* _Task objective_:
Extract every line below that contains the word "Forest".

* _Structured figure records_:
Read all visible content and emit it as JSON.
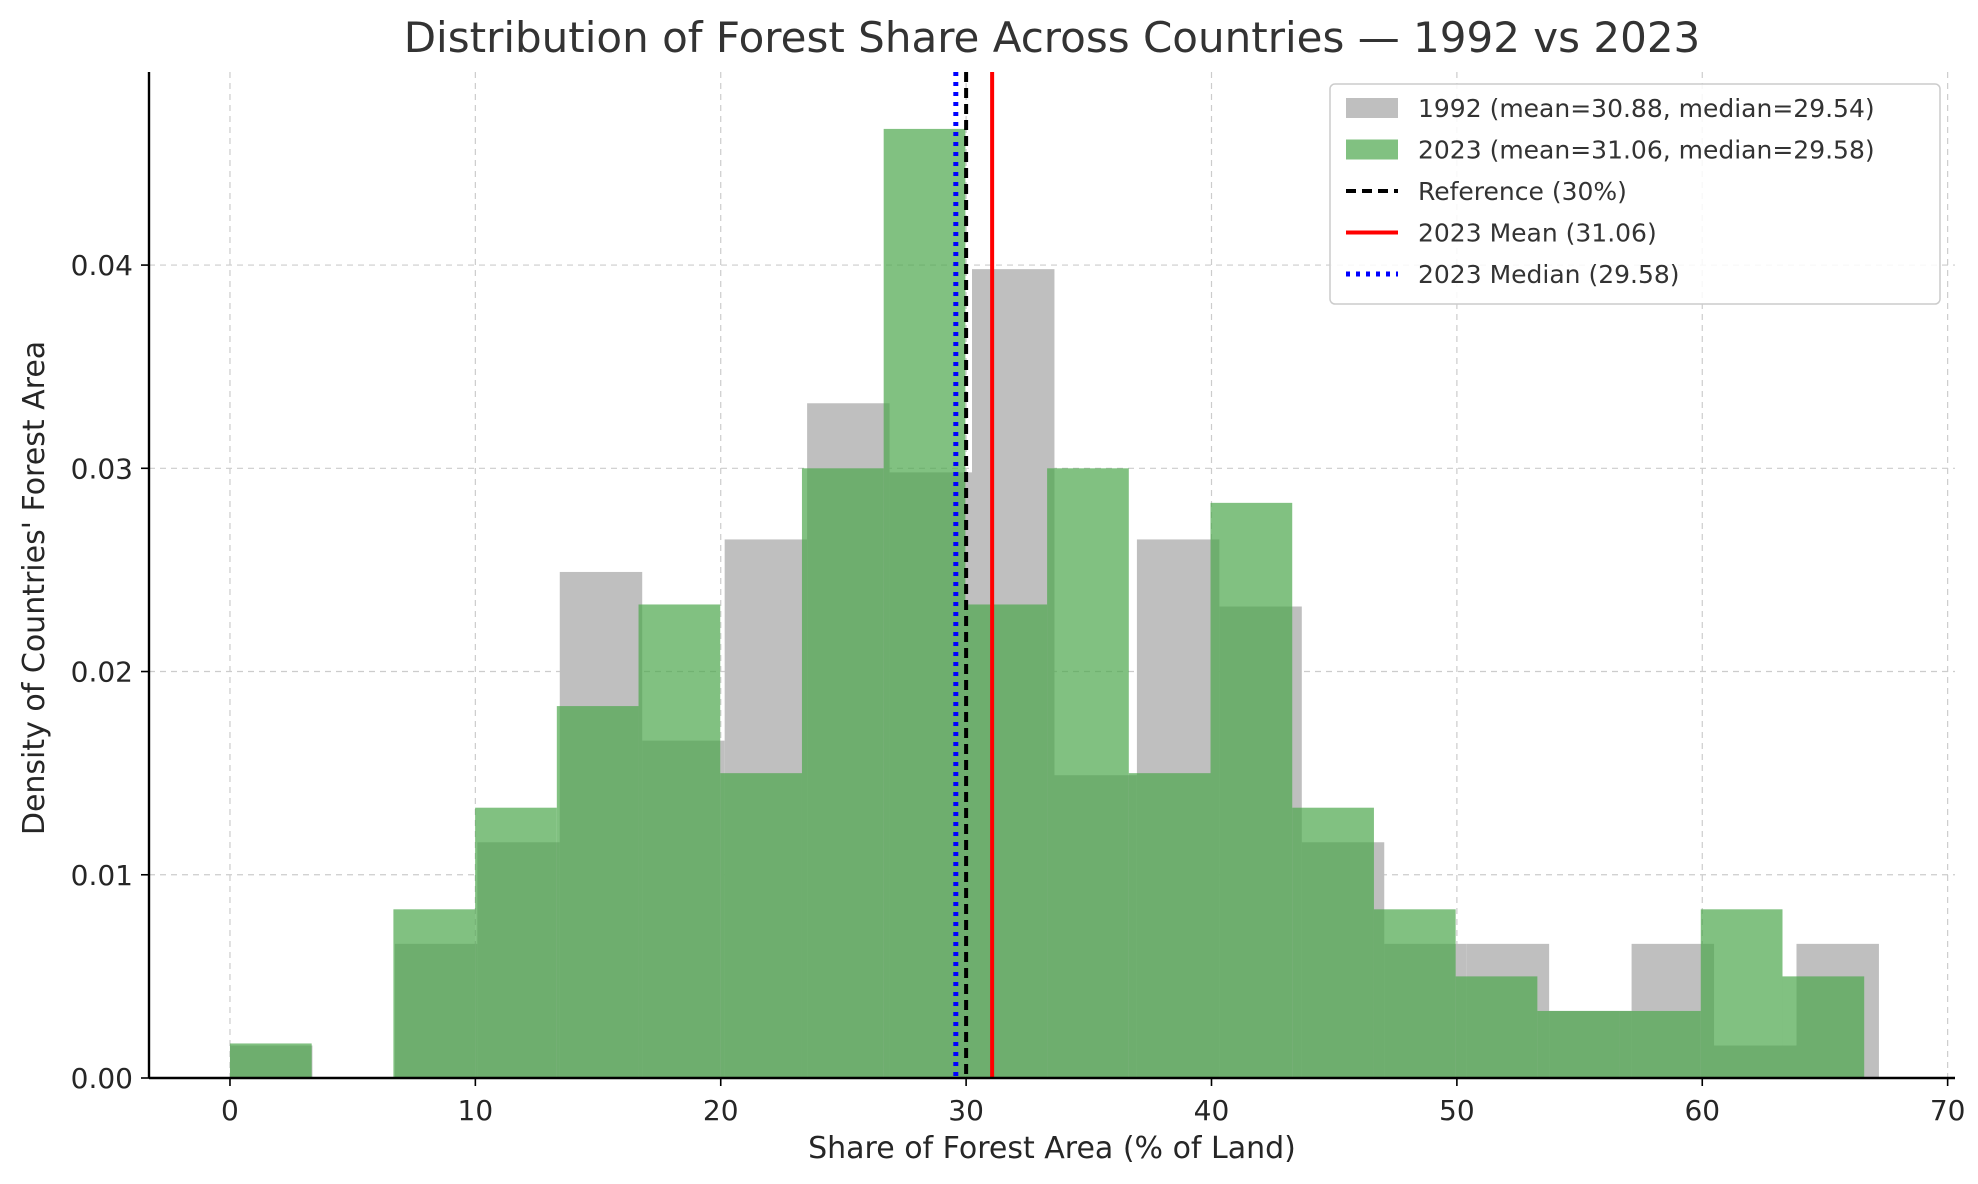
{
  "chart_data": {
    "type": "bar",
    "title": "Distribution of Forest Share Across Countries — 1992 vs 2023",
    "xlabel": "Share of Forest Area (% of Land)",
    "ylabel": "Density of Countries' Forest Area",
    "xlim": [
      -3.3,
      70.3
    ],
    "ylim": [
      0,
      0.0495
    ],
    "xticks": [
      0,
      10,
      20,
      30,
      40,
      50,
      60,
      70
    ],
    "yticks": [
      0.0,
      0.01,
      0.02,
      0.03,
      0.04
    ],
    "ytick_labels": [
      "0.00",
      "0.01",
      "0.02",
      "0.03",
      "0.04"
    ],
    "grid": true,
    "legend_position": "top-right",
    "series": [
      {
        "name": "1992 (mean=30.88, median=29.54)",
        "color": "#bfbfbf",
        "bins": [
          {
            "x0": 0.0,
            "x1": 3.36,
            "value": 0.0016
          },
          {
            "x0": 3.36,
            "x1": 6.72,
            "value": 0.0
          },
          {
            "x0": 6.72,
            "x1": 10.08,
            "value": 0.0066
          },
          {
            "x0": 10.08,
            "x1": 13.44,
            "value": 0.0116
          },
          {
            "x0": 13.44,
            "x1": 16.8,
            "value": 0.0249
          },
          {
            "x0": 16.8,
            "x1": 20.16,
            "value": 0.0166
          },
          {
            "x0": 20.16,
            "x1": 23.52,
            "value": 0.0265
          },
          {
            "x0": 23.52,
            "x1": 26.88,
            "value": 0.0332
          },
          {
            "x0": 26.88,
            "x1": 30.24,
            "value": 0.0298
          },
          {
            "x0": 30.24,
            "x1": 33.6,
            "value": 0.0398
          },
          {
            "x0": 33.6,
            "x1": 36.96,
            "value": 0.0149
          },
          {
            "x0": 36.96,
            "x1": 40.32,
            "value": 0.0265
          },
          {
            "x0": 40.32,
            "x1": 43.68,
            "value": 0.0232
          },
          {
            "x0": 43.68,
            "x1": 47.04,
            "value": 0.0116
          },
          {
            "x0": 47.04,
            "x1": 50.4,
            "value": 0.0066
          },
          {
            "x0": 50.4,
            "x1": 53.76,
            "value": 0.0066
          },
          {
            "x0": 53.76,
            "x1": 57.12,
            "value": 0.0033
          },
          {
            "x0": 57.12,
            "x1": 60.48,
            "value": 0.0066
          },
          {
            "x0": 60.48,
            "x1": 63.84,
            "value": 0.0016
          },
          {
            "x0": 63.84,
            "x1": 67.2,
            "value": 0.0066
          }
        ]
      },
      {
        "name": "2023 (mean=31.06, median=29.58)",
        "color": "#4ca64c",
        "bins": [
          {
            "x0": 0.0,
            "x1": 3.33,
            "value": 0.0017
          },
          {
            "x0": 3.33,
            "x1": 6.66,
            "value": 0.0
          },
          {
            "x0": 6.66,
            "x1": 9.99,
            "value": 0.0083
          },
          {
            "x0": 9.99,
            "x1": 13.32,
            "value": 0.0133
          },
          {
            "x0": 13.32,
            "x1": 16.65,
            "value": 0.0183
          },
          {
            "x0": 16.65,
            "x1": 19.98,
            "value": 0.0233
          },
          {
            "x0": 19.98,
            "x1": 23.31,
            "value": 0.015
          },
          {
            "x0": 23.31,
            "x1": 26.64,
            "value": 0.03
          },
          {
            "x0": 26.64,
            "x1": 29.97,
            "value": 0.0467
          },
          {
            "x0": 29.97,
            "x1": 33.3,
            "value": 0.0233
          },
          {
            "x0": 33.3,
            "x1": 36.63,
            "value": 0.03
          },
          {
            "x0": 36.63,
            "x1": 39.96,
            "value": 0.015
          },
          {
            "x0": 39.96,
            "x1": 43.29,
            "value": 0.0283
          },
          {
            "x0": 43.29,
            "x1": 46.62,
            "value": 0.0133
          },
          {
            "x0": 46.62,
            "x1": 49.95,
            "value": 0.0083
          },
          {
            "x0": 49.95,
            "x1": 53.28,
            "value": 0.005
          },
          {
            "x0": 53.28,
            "x1": 56.61,
            "value": 0.0033
          },
          {
            "x0": 56.61,
            "x1": 59.94,
            "value": 0.0033
          },
          {
            "x0": 59.94,
            "x1": 63.27,
            "value": 0.0083
          },
          {
            "x0": 63.27,
            "x1": 66.6,
            "value": 0.005
          }
        ]
      }
    ],
    "reference_lines": [
      {
        "name": "Reference (30%)",
        "x": 30,
        "color": "#000000",
        "style": "dashed"
      },
      {
        "name": "2023 Mean (31.06)",
        "x": 31.06,
        "color": "#ff0000",
        "style": "solid"
      },
      {
        "name": "2023 Median (29.58)",
        "x": 29.58,
        "color": "#0000ff",
        "style": "dotted"
      }
    ]
  }
}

* _Solution_:
    "title": "Distribution of Forest Share Across Countries — 1992 vs 2023",
    "xlabel": "Share of Forest Area (% of Land)",
    "ylabel": "Density of Countries' Forest Area",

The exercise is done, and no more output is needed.